▸ Task objective: Reproduce the entries word for word, and omit any picture you find in them.

▸ Material for this exercise:
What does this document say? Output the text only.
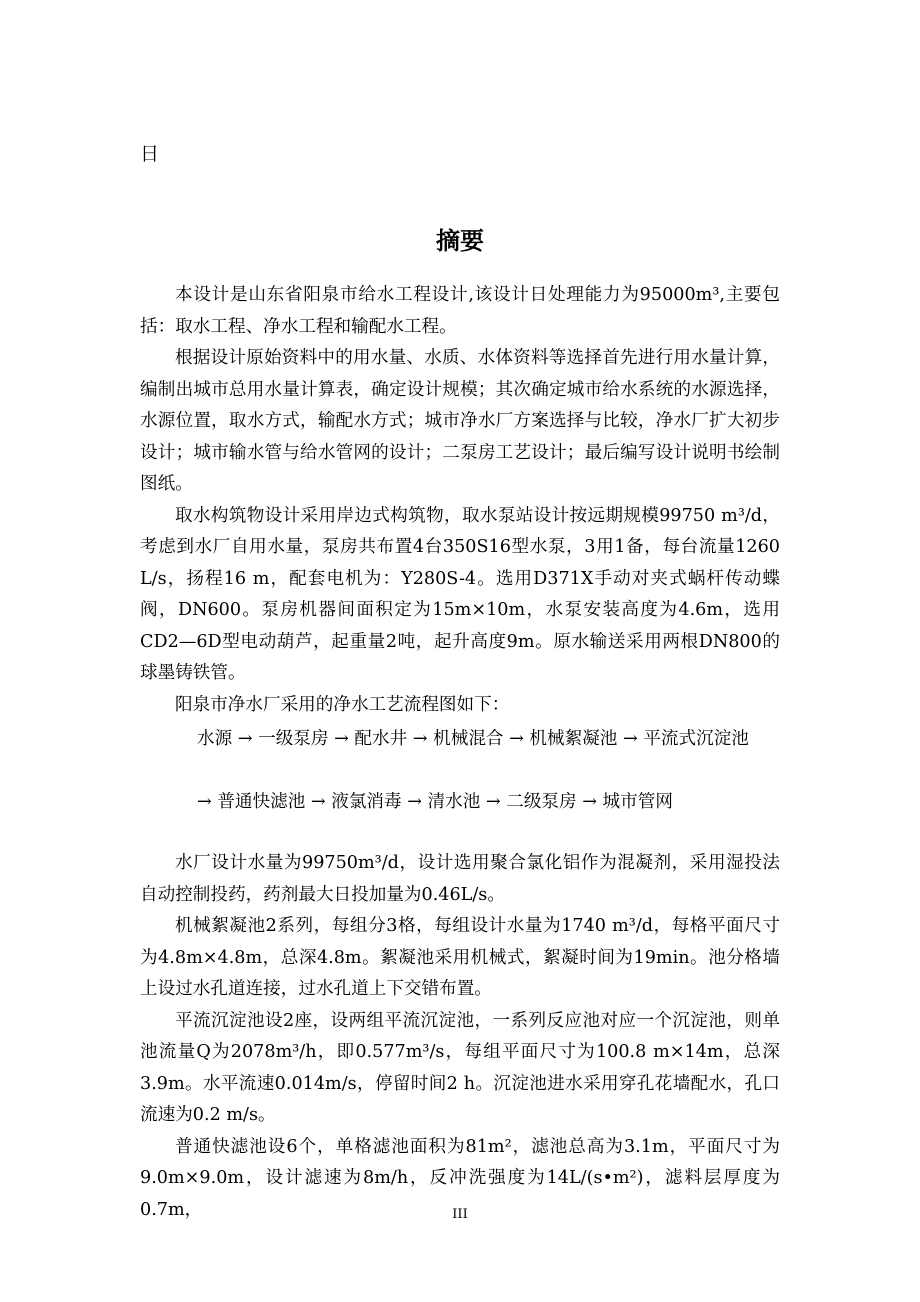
日
摘要

本设计是山东省阳泉市给水工程设计,该设计日处理能力为95000m³,主要包括：取水工程、净水工程和输配水工程。

根据设计原始资料中的用水量、水质、水体资料等选择首先进行用水量计算，编制出城市总用水量计算表，确定设计规模；其次确定城市给水系统的水源选择，水源位置，取水方式，输配水方式；城市净水厂方案选择与比较，净水厂扩大初步设计；城市输水管与给水管网的设计；二泵房工艺设计；最后编写设计说明书绘制图纸。

取水构筑物设计采用岸边式构筑物，取水泵站设计按远期规模99750 m³/d，考虑到水厂自用水量，泵房共布置4台350S16型水泵，3用1备，每台流量1260 L/s，扬程16 m，配套电机为：Y280S-4。选用D371X手动对夹式蜗杆传动蝶阀，DN600。泵房机器间面积定为15m×10m，水泵安装高度为4.6m，选用CD2—6D型电动葫芦，起重量2吨，起升高度9m。原水输送采用两根DN800的球墨铸铁管。

阳泉市净水厂采用的净水工艺流程图如下：

水源 → 一级泵房 → 配水井 → 机械混合 → 机械絮凝池 → 平流式沉淀池

→ 普通快滤池 → 液氯消毒 → 清水池 → 二级泵房 → 城市管网

水厂设计水量为99750m³/d，设计选用聚合氯化铝作为混凝剂，采用湿投法自动控制投药，药剂最大日投加量为0.46L/s。

机械絮凝池2系列，每组分3格，每组设计水量为1740 m³/d，每格平面尺寸为4.8m×4.8m，总深4.8m。絮凝池采用机械式，絮凝时间为19min。池分格墙上设过水孔道连接，过水孔道上下交错布置。

平流沉淀池设2座，设两组平流沉淀池，一系列反应池对应一个沉淀池，则单池流量Q为2078m³/h，即0.577m³/s，每组平面尺寸为100.8 m×14m，总深3.9m。水平流速0.014m/s，停留时间2 h。沉淀池进水采用穿孔花墙配水，孔口流速为0.2 m/s。

普通快滤池设6个，单格滤池面积为81m²，滤池总高为3.1m，平面尺寸为9.0m×9.0m，设计滤速为8m/h，反冲洗强度为14L/(s•m²)，滤料层厚度为0.7m，	III
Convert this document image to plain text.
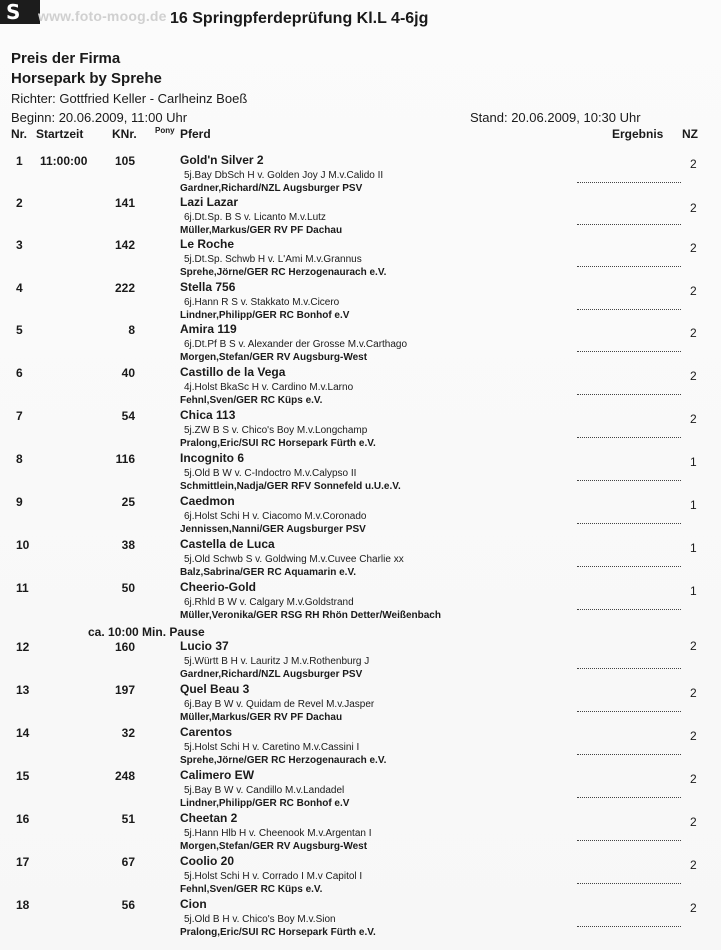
S www.foto-moog.de 16 Springpferdeprüfung Kl.L 4-6jg
Preis der Firma
Horsepark by Sprehe
Richter: Gottfried Keller - Carlheinz Boeß
Beginn: 20.06.2009, 11:00 Uhr	Stand: 20.06.2009, 10:30 Uhr
Nr. Startzeit KNr. Pony Pferd	Ergebnis NZ
1 11:00:00	105	Gold'n Silver 2
5j.Bay DbSch H v. Golden Joy J M.v.Calido II
Gardner,Richard/NZL Augsburger PSV
2
2	141	Lazi Lazar
6j.Dt.Sp. B S v. Licanto M.v.Lutz
Müller,Markus/GER RV PF Dachau
2
3	142	Le Roche
5j.Dt.Sp. Schwb H v. L'Ami M.v.Grannus
Sprehe,Jörne/GER RC Herzogenaurach e.V.
2
4	222	Stella 756
6j.Hann R S v. Stakkato M.v.Cicero
Lindner,Philipp/GER RC Bonhof e.V
2
5	8	Amira 119
6j.Dt.Pf B S v. Alexander der Grosse M.v.Carthago
Morgen,Stefan/GER RV Augsburg-West
2
6	40	Castillo de la Vega
4j.Holst BkaSc H v. Cardino M.v.Larno
Fehnl,Sven/GER RC Küps e.V.
2
7	54	Chica 113
5j.ZW B S v. Chico's Boy M.v.Longchamp
Pralong,Eric/SUI RC Horsepark Fürth e.V.
2
8	116	Incognito 6
5j.Old B W v. C-Indoctro M.v.Calypso II
Schmittlein,Nadja/GER RFV Sonnefeld u.U.e.V.
1
9	25	Caedmon
6j.Holst Schi H v. Ciacomo M.v.Coronado
Jennissen,Nanni/GER Augsburger PSV
1
10	38	Castella de Luca
5j.Old Schwb S v. Goldwing M.v.Cuvee Charlie xx
Balz,Sabrina/GER RC Aquamarin e.V.
1
11	50	Cheerio-Gold
6j.Rhld B W v. Calgary M.v.Goldstrand
Müller,Veronika/GER RSG RH Rhön Detter/Weißenbach
1
12	160	Lucio 37
5j.Württ B H v. Lauritz J M.v.Rothenburg J
Gardner,Richard/NZL Augsburger PSV
2
13	197	Quel Beau 3
6j.Bay B W v. Quidam de Revel M.v.Jasper
Müller,Markus/GER RV PF Dachau
2
14	32	Carentos
5j.Holst Schi H v. Caretino M.v.Cassini I
Sprehe,Jörne/GER RC Herzogenaurach e.V.
2
15	248	Calimero EW
5j.Bay B W v. Candillo M.v.Landadel
Lindner,Philipp/GER RC Bonhof e.V
2
16	51	Cheetan 2
5j.Hann Hlb H v. Cheenook M.v.Argentan I
Morgen,Stefan/GER RV Augsburg-West
2
17	67	Coolio 20
5j.Holst Schi H v. Corrado I M.v Capitol I
Fehnl,Sven/GER RC Küps e.V.
2
18	56	Cion
5j.Old B H v. Chico's Boy M.v.Sion
Pralong,Eric/SUI RC Horsepark Fürth e.V.
2
ca. 10:00 Min. Pause
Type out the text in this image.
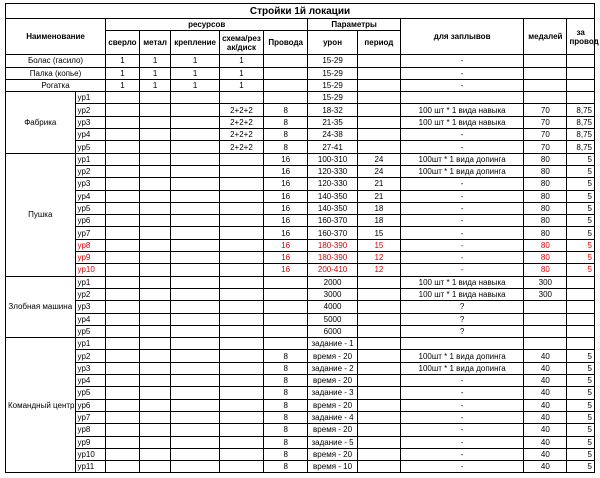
Стройки 1й локации											
Наименование		ресурсов					Параметры		для заплывов	медалей	за провод
		сверло	метал	крепление	схема/рез ак/диск	Провода	урон	период			
Болас (гасило)		1	1	1	1		15-29		-		
Палка (копье)		1	1	1	1		15-29		-		
Рогатка		1	1	1	1		15-29		-		
Фабрика	ур1						15-29				
	ур2				2+2+2	8	18-32		100 шт * 1 вида навыка	70	8,75
	ур3				2+2+2	8	21-35		100 шт * 1 вида навыка	70	8,75
	ур4				2+2+2	8	24-38		-	70	8,75
	ур5				2+2+2	8	27-41		-	70	8,75
Пушка	ур1					16	100-310	24	100шт * 1 вида допинга	80	5
	ур2					16	120-330	24	100шт * 1 вида допинга	80	5
	ур3					16	120-330	21	-	80	5
	ур4					16	140-350	21	-	80	5
	ур5					16	140-350	18	-	80	5
	ур6					16	160-370	18	-	80	5
	ур7					16	160-370	15	-	80	5
	ур8					16	180-390	15	-	80	5
	ур9					16	180-390	12	-	80	5
	ур10					16	200-410	12	-	80	5
Злобная машина	ур1						2000		100 шт * 1 вида навыка	300	
	ур2						3000		100 шт * 1 вида навыка	300	
	ур3						4000		?		
	ур4						5000		?		
	ур5						6000		?		
Командный центр	ур1						задание - 1				
	ур2					8	время - 20		100шт * 1 вида допинга	40	5
	ур3					8	задание - 2		100шт * 1 вида допинга	40	5
	ур4					8	время - 20		-	40	5
	ур5					8	задание - 3		-	40	5
	ур6					8	время - 20		-	40	5
	ур7					8	задание - 4		-	40	5
	ур8					8	время - 20		-	40	5
	ур9					8	задание - 5		-	40	5
	ур10					8	время - 20		-	40	5
	ур11					8	время - 10		-	40	5
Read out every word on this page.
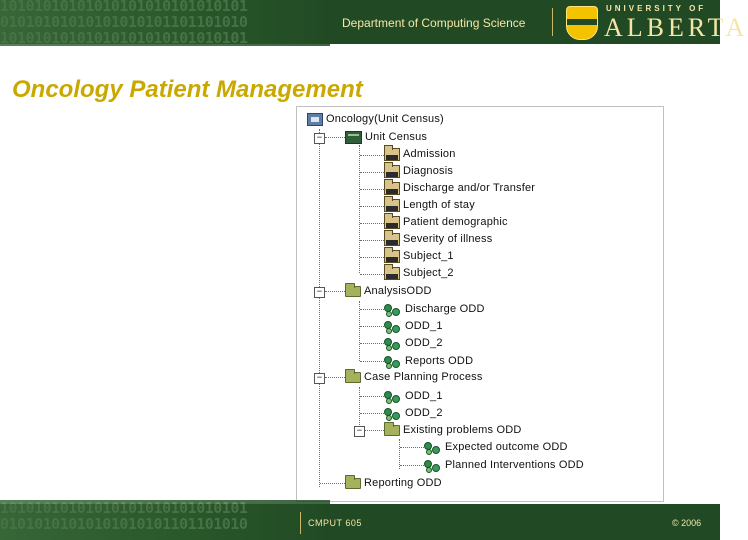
10101010101010101010101010101
01010101010101010101101101010
10101010101010101010101010101
Department of Computing Science
UNIVERSITY OF
ALBERTA
Oncology Patient Management
Oncology(Unit Census)
−	Unit Census
Admission
Diagnosis
Discharge and/or Transfer
Length of stay
Patient demographic
Severity of illness
Subject_1
Subject_2
−	AnalysisODD
Discharge ODD
ODD_1
ODD_2
Reports ODD
−	Case Planning Process
ODD_1
ODD_2
−	Existing problems ODD
Expected outcome ODD
Planned Interventions ODD
Reporting ODD
10101010101010101010101010101
01010101010101010101101101010	CMPUT 605	© 2006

▸ Complete response:
What does this document say? Output the text only.
日
摘要

本设计是山东省阳泉市给水工程设计,该设计日处理能力为95000m³,主要包括：取水工程、净水工程和输配水工程。

根据设计原始资料中的用水量、水质、水体资料等选择首先进行用水量计算，编制出城市总用水量计算表，确定设计规模；其次确定城市给水系统的水源选择，水源位置，取水方式，输配水方式；城市净水厂方案选择与比较，净水厂扩大初步设计；城市输水管与给水管网的设计；二泵房工艺设计；最后编写设计说明书绘制图纸。

取水构筑物设计采用岸边式构筑物，取水泵站设计按远期规模99750 m³/d，考虑到水厂自用水量，泵房共布置4台350S16型水泵，3用1备，每台流量1260 L/s，扬程16 m，配套电机为：Y280S-4。选用D371X手动对夹式蜗杆传动蝶阀，DN600。泵房机器间面积定为15m×10m，水泵安装高度为4.6m，选用CD2—6D型电动葫芦，起重量2吨，起升高度9m。原水输送采用两根DN800的球墨铸铁管。

阳泉市净水厂采用的净水工艺流程图如下：

水源 → 一级泵房 → 配水井 → 机械混合 → 机械絮凝池 → 平流式沉淀池

→ 普通快滤池 → 液氯消毒 → 清水池 → 二级泵房 → 城市管网

水厂设计水量为99750m³/d，设计选用聚合氯化铝作为混凝剂，采用湿投法自动控制投药，药剂最大日投加量为0.46L/s。

机械絮凝池2系列，每组分3格，每组设计水量为1740 m³/d，每格平面尺寸为4.8m×4.8m，总深4.8m。絮凝池采用机械式，絮凝时间为19min。池分格墙上设过水孔道连接，过水孔道上下交错布置。

平流沉淀池设2座，设两组平流沉淀池，一系列反应池对应一个沉淀池，则单池流量Q为2078m³/h，即0.577m³/s，每组平面尺寸为100.8 m×14m，总深3.9m。水平流速0.014m/s，停留时间2 h。沉淀池进水采用穿孔花墙配水，孔口流速为0.2 m/s。

普通快滤池设6个，单格滤池面积为81m²，滤池总高为3.1m，平面尺寸为9.0m×9.0m，设计滤速为8m/h，反冲洗强度为14L/(s•m²)，滤料层厚度为0.7m，	III
Convert this document image to plain text.
S www.foto-moog.de 16 Springpferdeprüfung Kl.L 4-6jg
Preis der Firma
Horsepark by Sprehe
Richter: Gottfried Keller - Carlheinz Boeß
Beginn: 20.06.2009, 11:00 Uhr	Stand: 20.06.2009, 10:30 Uhr
Nr. Startzeit KNr. Pony Pferd	Ergebnis NZ
1 11:00:00	105	Gold'n Silver 2
5j.Bay DbSch H v. Golden Joy J M.v.Calido II
Gardner,Richard/NZL Augsburger PSV
2
2	141	Lazi Lazar
6j.Dt.Sp. B S v. Licanto M.v.Lutz
Müller,Markus/GER RV PF Dachau
2
3	142	Le Roche
5j.Dt.Sp. Schwb H v. L'Ami M.v.Grannus
Sprehe,Jörne/GER RC Herzogenaurach e.V.
2
4	222	Stella 756
6j.Hann R S v. Stakkato M.v.Cicero
Lindner,Philipp/GER RC Bonhof e.V
2
5	8	Amira 119
6j.Dt.Pf B S v. Alexander der Grosse M.v.Carthago
Morgen,Stefan/GER RV Augsburg-West
2
6	40	Castillo de la Vega
4j.Holst BkaSc H v. Cardino M.v.Larno
Fehnl,Sven/GER RC Küps e.V.
2
7	54	Chica 113
5j.ZW B S v. Chico's Boy M.v.Longchamp
Pralong,Eric/SUI RC Horsepark Fürth e.V.
2
8	116	Incognito 6
5j.Old B W v. C-Indoctro M.v.Calypso II
Schmittlein,Nadja/GER RFV Sonnefeld u.U.e.V.
1
9	25	Caedmon
6j.Holst Schi H v. Ciacomo M.v.Coronado
Jennissen,Nanni/GER Augsburger PSV
1
10	38	Castella de Luca
5j.Old Schwb S v. Goldwing M.v.Cuvee Charlie xx
Balz,Sabrina/GER RC Aquamarin e.V.
1
11	50	Cheerio-Gold
6j.Rhld B W v. Calgary M.v.Goldstrand
Müller,Veronika/GER RSG RH Rhön Detter/Weißenbach
1
12	160	Lucio 37
5j.Württ B H v. Lauritz J M.v.Rothenburg J
Gardner,Richard/NZL Augsburger PSV
2
13	197	Quel Beau 3
6j.Bay B W v. Quidam de Revel M.v.Jasper
Müller,Markus/GER RV PF Dachau
2
14	32	Carentos
5j.Holst Schi H v. Caretino M.v.Cassini I
Sprehe,Jörne/GER RC Herzogenaurach e.V.
2
15	248	Calimero EW
5j.Bay B W v. Candillo M.v.Landadel
Lindner,Philipp/GER RC Bonhof e.V
2
16	51	Cheetan 2
5j.Hann Hlb H v. Cheenook M.v.Argentan I
Morgen,Stefan/GER RV Augsburg-West
2
17	67	Coolio 20
5j.Holst Schi H v. Corrado I M.v Capitol I
Fehnl,Sven/GER RC Küps e.V.
2
18	56	Cion
5j.Old B H v. Chico's Boy M.v.Sion
Pralong,Eric/SUI RC Horsepark Fürth e.V.
2
ca. 10:00 Min. Pause
Type out the text in this image.
Стройки 1й локации											
Наименование		ресурсов					Параметры		для заплывов	медалей	за провод
		сверло	метал	крепление	схема/рез ак/диск	Провода	урон	период			
Болас (гасило)		1	1	1	1		15-29		-		
Палка (копье)		1	1	1	1		15-29		-		
Рогатка		1	1	1	1		15-29		-		
Фабрика	ур1						15-29				
	ур2				2+2+2	8	18-32		100 шт * 1 вида навыка	70	8,75
	ур3				2+2+2	8	21-35		100 шт * 1 вида навыка	70	8,75
	ур4				2+2+2	8	24-38		-	70	8,75
	ур5				2+2+2	8	27-41		-	70	8,75
Пушка	ур1					16	100-310	24	100шт * 1 вида допинга	80	5
	ур2					16	120-330	24	100шт * 1 вида допинга	80	5
	ур3					16	120-330	21	-	80	5
	ур4					16	140-350	21	-	80	5
	ур5					16	140-350	18	-	80	5
	ур6					16	160-370	18	-	80	5
	ур7					16	160-370	15	-	80	5
	ур8					16	180-390	15	-	80	5
	ур9					16	180-390	12	-	80	5
	ур10					16	200-410	12	-	80	5
Злобная машина	ур1						2000		100 шт * 1 вида навыка	300	
	ур2						3000		100 шт * 1 вида навыка	300	
	ур3						4000		?		
	ур4						5000		?		
	ур5						6000		?		
Командный центр	ур1						задание - 1				
	ур2					8	время - 20		100шт * 1 вида допинга	40	5
	ур3					8	задание - 2		100шт * 1 вида допинга	40	5
	ур4					8	время - 20		-	40	5
	ур5					8	задание - 3		-	40	5
	ур6					8	время - 20		-	40	5
	ур7					8	задание - 4		-	40	5
	ур8					8	время - 20		-	40	5
	ур9					8	задание - 5		-	40	5
	ур10					8	время - 20		-	40	5
	ур11					8	время - 10		-	40	5
Read out every word on this page.
10101010101010101010101010101
01010101010101010101101101010
10101010101010101010101010101
Department of Computing Science
UNIVERSITY OF
ALBERTA
Oncology Patient Management
Oncology(Unit Census)
−	Unit Census
Admission
Diagnosis
Discharge and/or Transfer
Length of stay
Patient demographic
Severity of illness
Subject_1
Subject_2
−	AnalysisODD
Discharge ODD
ODD_1
ODD_2
Reports ODD
−	Case Planning Process
ODD_1
ODD_2
−	Existing problems ODD
Expected outcome ODD
Planned Interventions ODD
Reporting ODD
10101010101010101010101010101
01010101010101010101101101010	CMPUT 605	© 2006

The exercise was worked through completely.